EXTRACTED INFORMATION:
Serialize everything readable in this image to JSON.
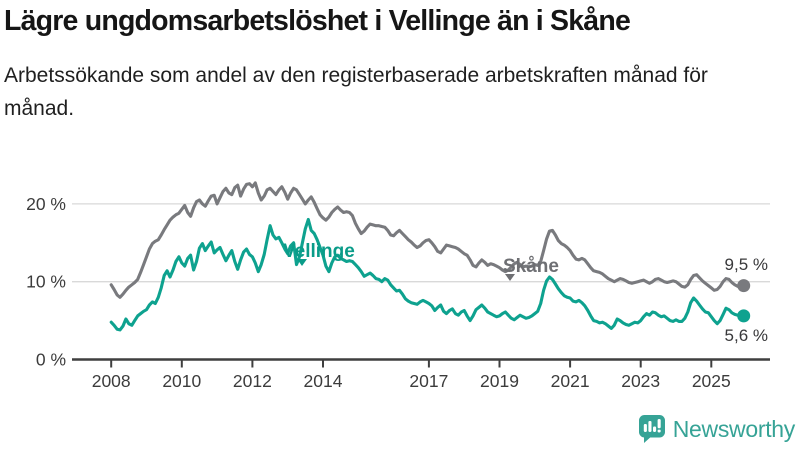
{
  "chart_data": {
    "type": "line",
    "title": "Lägre ungdomsarbetslöshet i Vellinge än i Skåne",
    "subtitle": "Arbetssökande som andel av den registerbaserade arbetskraften månad för månad.",
    "unit": "%",
    "x_start_year": 2008,
    "points_per_year": 12,
    "grid": "horizontal",
    "ylim": [
      0,
      24
    ],
    "x_ticks": [
      {
        "year": 2008,
        "label": "2008"
      },
      {
        "year": 2010,
        "label": "2010"
      },
      {
        "year": 2012,
        "label": "2012"
      },
      {
        "year": 2014,
        "label": "2014"
      },
      {
        "year": 2017,
        "label": "2017"
      },
      {
        "year": 2019,
        "label": "2019"
      },
      {
        "year": 2021,
        "label": "2021"
      },
      {
        "year": 2023,
        "label": "2023"
      },
      {
        "year": 2025,
        "label": "2025"
      }
    ],
    "y_ticks": [
      {
        "value": 0,
        "label": "0 %"
      },
      {
        "value": 10,
        "label": "10 %"
      },
      {
        "value": 20,
        "label": "20 %"
      }
    ],
    "series": [
      {
        "name": "Skåne",
        "color": "#797a7e",
        "label_color": "#6e6f73",
        "end_label": "9,5 %",
        "end_value": 9.5,
        "values": [
          9.6,
          9.0,
          8.3,
          8.0,
          8.4,
          8.9,
          9.3,
          9.6,
          9.9,
          10.3,
          11.2,
          12.2,
          13.2,
          14.2,
          14.9,
          15.2,
          15.4,
          16.0,
          16.7,
          17.3,
          17.9,
          18.3,
          18.6,
          18.8,
          19.3,
          19.8,
          18.9,
          18.4,
          19.5,
          20.3,
          20.5,
          20.0,
          19.7,
          20.4,
          21.0,
          21.1,
          20.0,
          20.8,
          21.6,
          22.0,
          21.4,
          21.2,
          22.1,
          22.4,
          21.0,
          21.9,
          22.5,
          22.6,
          22.2,
          22.7,
          21.4,
          20.5,
          21.0,
          21.8,
          22.0,
          21.6,
          21.2,
          21.8,
          22.2,
          21.5,
          20.6,
          21.4,
          22.0,
          21.8,
          21.2,
          20.6,
          20.0,
          20.5,
          20.9,
          20.2,
          19.4,
          18.6,
          18.2,
          17.9,
          18.3,
          18.9,
          19.3,
          19.6,
          19.2,
          18.9,
          19.0,
          18.9,
          18.5,
          17.5,
          16.8,
          16.2,
          16.5,
          17.0,
          17.4,
          17.3,
          17.2,
          17.2,
          17.1,
          17.0,
          16.6,
          16.0,
          15.9,
          16.3,
          16.6,
          16.2,
          15.8,
          15.4,
          15.1,
          14.7,
          14.4,
          14.6,
          15.0,
          15.3,
          15.4,
          15.0,
          14.5,
          13.9,
          13.7,
          14.2,
          14.7,
          14.6,
          14.5,
          14.4,
          14.2,
          13.9,
          13.6,
          13.4,
          12.8,
          12.1,
          11.9,
          12.4,
          12.8,
          12.5,
          12.1,
          12.3,
          12.2,
          12.0,
          11.8,
          11.5,
          11.3,
          11.5,
          11.9,
          12.3,
          12.5,
          12.2,
          11.9,
          12.0,
          11.9,
          12.0,
          12.2,
          12.1,
          12.6,
          14.0,
          15.5,
          16.5,
          16.6,
          16.0,
          15.3,
          14.9,
          14.7,
          14.4,
          14.0,
          13.4,
          12.9,
          12.8,
          13.0,
          12.8,
          12.3,
          11.8,
          11.4,
          11.3,
          11.2,
          11.0,
          10.7,
          10.4,
          10.2,
          10.0,
          10.2,
          10.4,
          10.3,
          10.1,
          9.9,
          9.8,
          9.9,
          10.0,
          10.1,
          10.2,
          10.0,
          9.8,
          10.0,
          10.3,
          10.4,
          10.2,
          10.0,
          9.9,
          10.0,
          10.1,
          10.0,
          9.7,
          9.4,
          9.3,
          9.6,
          10.3,
          10.8,
          10.9,
          10.5,
          10.1,
          9.8,
          9.5,
          9.2,
          8.9,
          9.0,
          9.4,
          10.0,
          10.4,
          10.3,
          9.9,
          9.6,
          9.4,
          9.5,
          9.5
        ]
      },
      {
        "name": "Vellinge",
        "color": "#0ea28f",
        "label_color": "#0a9c89",
        "end_label": "5,6 %",
        "end_value": 5.6,
        "values": [
          4.8,
          4.4,
          3.9,
          3.8,
          4.3,
          5.2,
          4.6,
          4.4,
          5.0,
          5.6,
          5.9,
          6.2,
          6.4,
          7.0,
          7.4,
          7.2,
          8.0,
          9.2,
          10.8,
          11.4,
          10.6,
          11.5,
          12.6,
          13.2,
          12.4,
          12.0,
          13.0,
          13.4,
          11.5,
          12.6,
          14.3,
          14.9,
          14.0,
          14.6,
          15.1,
          13.7,
          14.1,
          14.4,
          13.5,
          12.7,
          13.4,
          14.0,
          12.6,
          11.6,
          12.8,
          13.8,
          14.2,
          13.5,
          13.2,
          12.4,
          11.3,
          12.2,
          13.5,
          15.4,
          17.2,
          16.0,
          15.5,
          15.7,
          15.0,
          14.2,
          13.6,
          14.6,
          15.0,
          12.2,
          13.2,
          15.0,
          16.8,
          18.0,
          16.6,
          16.2,
          15.4,
          14.4,
          13.4,
          12.0,
          11.3,
          12.4,
          13.2,
          13.4,
          13.0,
          12.8,
          12.6,
          12.7,
          12.6,
          12.2,
          11.8,
          11.3,
          10.7,
          10.9,
          11.1,
          10.8,
          10.4,
          10.3,
          10.0,
          10.4,
          10.2,
          9.6,
          9.2,
          8.8,
          8.9,
          8.4,
          7.8,
          7.5,
          7.3,
          7.2,
          7.1,
          7.4,
          7.6,
          7.4,
          7.2,
          6.9,
          6.3,
          6.7,
          7.0,
          6.2,
          5.9,
          6.3,
          6.5,
          5.9,
          5.7,
          6.1,
          6.3,
          5.6,
          5.0,
          5.6,
          6.4,
          6.7,
          7.0,
          6.6,
          6.1,
          5.9,
          5.7,
          5.5,
          5.6,
          5.9,
          6.1,
          5.7,
          5.3,
          5.1,
          5.4,
          5.7,
          5.5,
          5.3,
          5.4,
          5.6,
          5.9,
          6.2,
          7.2,
          8.9,
          10.1,
          10.6,
          10.3,
          9.7,
          9.1,
          8.6,
          8.2,
          8.0,
          7.9,
          7.5,
          7.4,
          7.6,
          7.3,
          6.9,
          6.3,
          5.6,
          5.0,
          4.9,
          4.7,
          4.8,
          4.6,
          4.3,
          4.0,
          4.4,
          5.2,
          5.0,
          4.7,
          4.5,
          4.4,
          4.6,
          4.8,
          4.7,
          5.0,
          5.5,
          5.9,
          5.7,
          6.1,
          6.0,
          5.7,
          5.5,
          5.6,
          5.3,
          5.0,
          4.9,
          5.1,
          4.9,
          4.9,
          5.3,
          6.1,
          7.3,
          7.9,
          7.5,
          7.0,
          6.5,
          6.1,
          6.0,
          5.5,
          5.0,
          4.6,
          5.0,
          5.8,
          6.6,
          6.4,
          6.0,
          5.8,
          5.7,
          5.6,
          5.6
        ]
      }
    ]
  },
  "footer": {
    "brand": "Newsworthy",
    "brand_color": "#36a396"
  }
}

TASK DETAILS: For the string "Skåne", count the lines of the entries above that include it; answer with the number only.

CORRECT ANSWER: 2